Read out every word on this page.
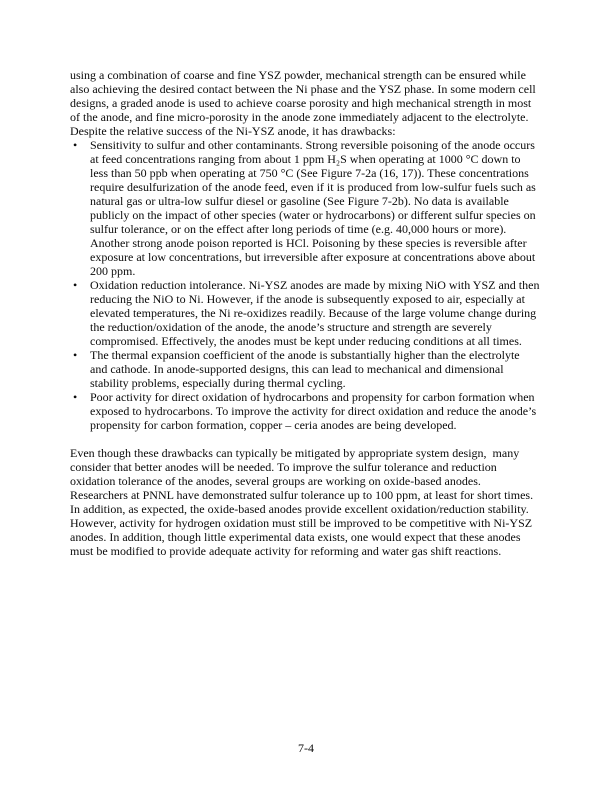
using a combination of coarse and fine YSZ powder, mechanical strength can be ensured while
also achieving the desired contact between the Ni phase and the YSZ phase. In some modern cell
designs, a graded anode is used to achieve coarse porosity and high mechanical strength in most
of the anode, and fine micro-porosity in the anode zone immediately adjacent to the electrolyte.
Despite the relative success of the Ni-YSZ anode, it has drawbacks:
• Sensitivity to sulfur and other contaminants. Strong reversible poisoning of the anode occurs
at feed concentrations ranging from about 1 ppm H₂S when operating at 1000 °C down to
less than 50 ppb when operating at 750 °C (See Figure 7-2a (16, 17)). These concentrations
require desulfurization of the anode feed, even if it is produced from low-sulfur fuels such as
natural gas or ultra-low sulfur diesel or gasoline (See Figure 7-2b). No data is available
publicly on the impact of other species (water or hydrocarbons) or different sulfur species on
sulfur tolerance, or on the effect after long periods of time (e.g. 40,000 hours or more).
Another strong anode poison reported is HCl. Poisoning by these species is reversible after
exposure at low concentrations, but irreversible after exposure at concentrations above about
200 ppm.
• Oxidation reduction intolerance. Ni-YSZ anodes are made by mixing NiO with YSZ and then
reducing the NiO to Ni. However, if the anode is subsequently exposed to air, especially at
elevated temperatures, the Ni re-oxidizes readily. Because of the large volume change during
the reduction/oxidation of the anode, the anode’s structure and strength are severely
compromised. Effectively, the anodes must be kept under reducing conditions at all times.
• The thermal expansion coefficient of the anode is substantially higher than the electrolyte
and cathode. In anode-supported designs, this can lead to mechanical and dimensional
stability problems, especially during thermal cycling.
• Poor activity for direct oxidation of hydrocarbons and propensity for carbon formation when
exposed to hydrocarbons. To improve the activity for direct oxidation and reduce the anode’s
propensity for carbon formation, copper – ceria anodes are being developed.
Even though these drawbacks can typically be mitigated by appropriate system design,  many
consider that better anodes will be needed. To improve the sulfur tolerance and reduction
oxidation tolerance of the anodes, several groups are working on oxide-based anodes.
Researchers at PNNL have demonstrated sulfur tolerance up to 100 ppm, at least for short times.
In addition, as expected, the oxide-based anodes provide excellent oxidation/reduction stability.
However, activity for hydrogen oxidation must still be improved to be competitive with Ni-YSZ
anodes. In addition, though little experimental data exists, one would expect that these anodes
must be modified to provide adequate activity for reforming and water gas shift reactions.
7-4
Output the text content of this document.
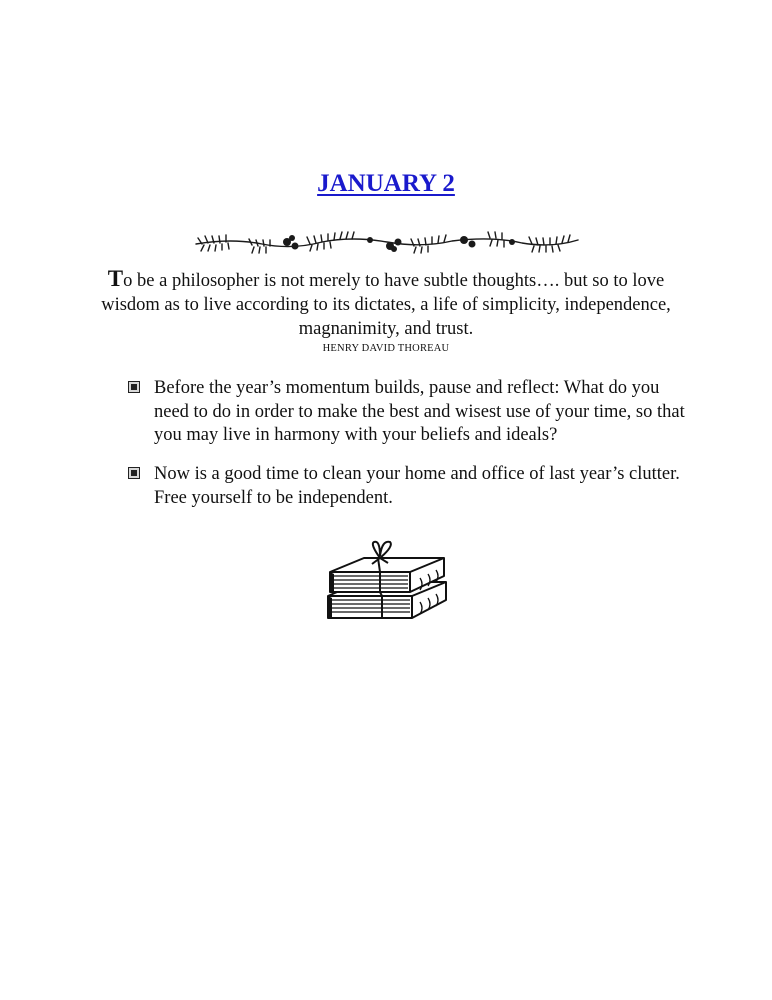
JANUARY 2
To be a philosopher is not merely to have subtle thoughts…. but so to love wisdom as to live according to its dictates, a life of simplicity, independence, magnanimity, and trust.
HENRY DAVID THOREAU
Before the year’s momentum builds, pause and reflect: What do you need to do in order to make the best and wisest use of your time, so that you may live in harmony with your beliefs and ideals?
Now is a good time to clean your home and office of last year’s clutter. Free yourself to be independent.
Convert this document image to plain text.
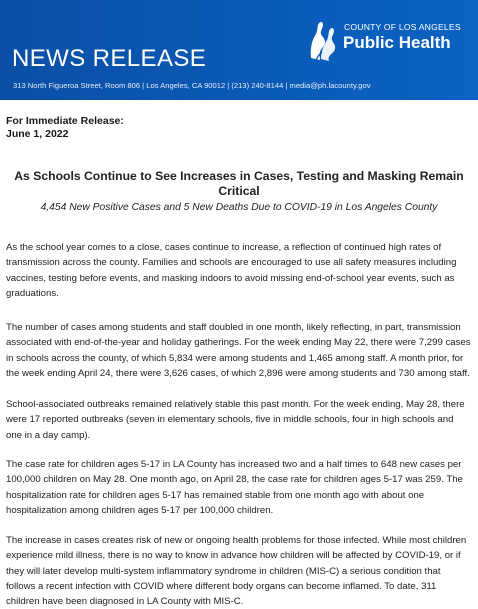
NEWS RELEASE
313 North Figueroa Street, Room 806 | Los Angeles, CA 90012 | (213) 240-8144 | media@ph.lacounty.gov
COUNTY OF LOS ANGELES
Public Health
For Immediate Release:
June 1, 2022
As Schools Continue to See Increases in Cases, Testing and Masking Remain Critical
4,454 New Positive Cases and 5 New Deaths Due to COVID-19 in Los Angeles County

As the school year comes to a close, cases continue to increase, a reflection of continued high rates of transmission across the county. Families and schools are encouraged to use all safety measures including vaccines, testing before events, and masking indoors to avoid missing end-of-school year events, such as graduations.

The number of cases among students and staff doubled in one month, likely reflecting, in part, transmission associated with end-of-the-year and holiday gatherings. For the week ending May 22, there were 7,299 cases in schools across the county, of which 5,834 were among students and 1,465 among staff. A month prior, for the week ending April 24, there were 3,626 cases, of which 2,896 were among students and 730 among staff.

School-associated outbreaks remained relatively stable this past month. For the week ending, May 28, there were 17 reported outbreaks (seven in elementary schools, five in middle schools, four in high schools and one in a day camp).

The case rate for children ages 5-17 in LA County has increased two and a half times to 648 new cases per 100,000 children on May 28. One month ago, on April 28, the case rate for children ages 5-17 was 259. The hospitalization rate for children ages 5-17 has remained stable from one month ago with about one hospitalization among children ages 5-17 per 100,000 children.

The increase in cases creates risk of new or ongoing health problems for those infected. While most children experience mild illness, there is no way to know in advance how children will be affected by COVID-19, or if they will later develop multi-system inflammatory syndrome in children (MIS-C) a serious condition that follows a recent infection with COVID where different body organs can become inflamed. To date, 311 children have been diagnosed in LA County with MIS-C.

• • • • • • •

- Task details
Transcribe the full listing character for character. Pictures are excluded.

- Task solution
Read out every word on this page.
using a combination of coarse and fine YSZ powder, mechanical strength can be ensured while
also achieving the desired contact between the Ni phase and the YSZ phase. In some modern cell
designs, a graded anode is used to achieve coarse porosity and high mechanical strength in most
of the anode, and fine micro-porosity in the anode zone immediately adjacent to the electrolyte.
Despite the relative success of the Ni-YSZ anode, it has drawbacks:
• Sensitivity to sulfur and other contaminants. Strong reversible poisoning of the anode occurs
at feed concentrations ranging from about 1 ppm H₂S when operating at 1000 °C down to
less than 50 ppb when operating at 750 °C (See Figure 7-2a (16, 17)). These concentrations
require desulfurization of the anode feed, even if it is produced from low-sulfur fuels such as
natural gas or ultra-low sulfur diesel or gasoline (See Figure 7-2b). No data is available
publicly on the impact of other species (water or hydrocarbons) or different sulfur species on
sulfur tolerance, or on the effect after long periods of time (e.g. 40,000 hours or more).
Another strong anode poison reported is HCl. Poisoning by these species is reversible after
exposure at low concentrations, but irreversible after exposure at concentrations above about
200 ppm.
• Oxidation reduction intolerance. Ni-YSZ anodes are made by mixing NiO with YSZ and then
reducing the NiO to Ni. However, if the anode is subsequently exposed to air, especially at
elevated temperatures, the Ni re-oxidizes readily. Because of the large volume change during
the reduction/oxidation of the anode, the anode’s structure and strength are severely
compromised. Effectively, the anodes must be kept under reducing conditions at all times.
• The thermal expansion coefficient of the anode is substantially higher than the electrolyte
and cathode. In anode-supported designs, this can lead to mechanical and dimensional
stability problems, especially during thermal cycling.
• Poor activity for direct oxidation of hydrocarbons and propensity for carbon formation when
exposed to hydrocarbons. To improve the activity for direct oxidation and reduce the anode’s
propensity for carbon formation, copper – ceria anodes are being developed.
Even though these drawbacks can typically be mitigated by appropriate system design,  many
consider that better anodes will be needed. To improve the sulfur tolerance and reduction
oxidation tolerance of the anodes, several groups are working on oxide-based anodes.
Researchers at PNNL have demonstrated sulfur tolerance up to 100 ppm, at least for short times.
In addition, as expected, the oxide-based anodes provide excellent oxidation/reduction stability.
However, activity for hydrogen oxidation must still be improved to be competitive with Ni-YSZ
anodes. In addition, though little experimental data exists, one would expect that these anodes
must be modified to provide adequate activity for reforming and water gas shift reactions.
7-4
Output the text content of this document.
JANUARY 2
To be a philosopher is not merely to have subtle thoughts…. but so to love wisdom as to live according to its dictates, a life of simplicity, independence, magnanimity, and trust.
HENRY DAVID THOREAU
Before the year’s momentum builds, pause and reflect: What do you need to do in order to make the best and wisest use of your time, so that you may live in harmony with your beliefs and ideals?
Now is a good time to clean your home and office of last year’s clutter. Free yourself to be independent.
Convert this document image to plain text.
NEWS RELEASE
313 North Figueroa Street, Room 806 | Los Angeles, CA 90012 | (213) 240-8144 | media@ph.lacounty.gov
COUNTY OF LOS ANGELES
Public Health
For Immediate Release:
June 1, 2022
As Schools Continue to See Increases in Cases, Testing and Masking Remain Critical
4,454 New Positive Cases and 5 New Deaths Due to COVID-19 in Los Angeles County

As the school year comes to a close, cases continue to increase, a reflection of continued high rates of transmission across the county. Families and schools are encouraged to use all safety measures including vaccines, testing before events, and masking indoors to avoid missing end-of-school year events, such as graduations.

The number of cases among students and staff doubled in one month, likely reflecting, in part, transmission associated with end-of-the-year and holiday gatherings. For the week ending May 22, there were 7,299 cases in schools across the county, of which 5,834 were among students and 1,465 among staff. A month prior, for the week ending April 24, there were 3,626 cases, of which 2,896 were among students and 730 among staff.

School-associated outbreaks remained relatively stable this past month. For the week ending, May 28, there were 17 reported outbreaks (seven in elementary schools, five in middle schools, four in high schools and one in a day camp).

The case rate for children ages 5-17 in LA County has increased two and a half times to 648 new cases per 100,000 children on May 28. One month ago, on April 28, the case rate for children ages 5-17 was 259. The hospitalization rate for children ages 5-17 has remained stable from one month ago with about one hospitalization among children ages 5-17 per 100,000 children.

The increase in cases creates risk of new or ongoing health problems for those infected. While most children experience mild illness, there is no way to know in advance how children will be affected by COVID-19, or if they will later develop multi-system inflammatory syndrome in children (MIS-C) a serious condition that follows a recent infection with COVID where different body organs can become inflamed. To date, 311 children have been diagnosed in LA County with MIS-C.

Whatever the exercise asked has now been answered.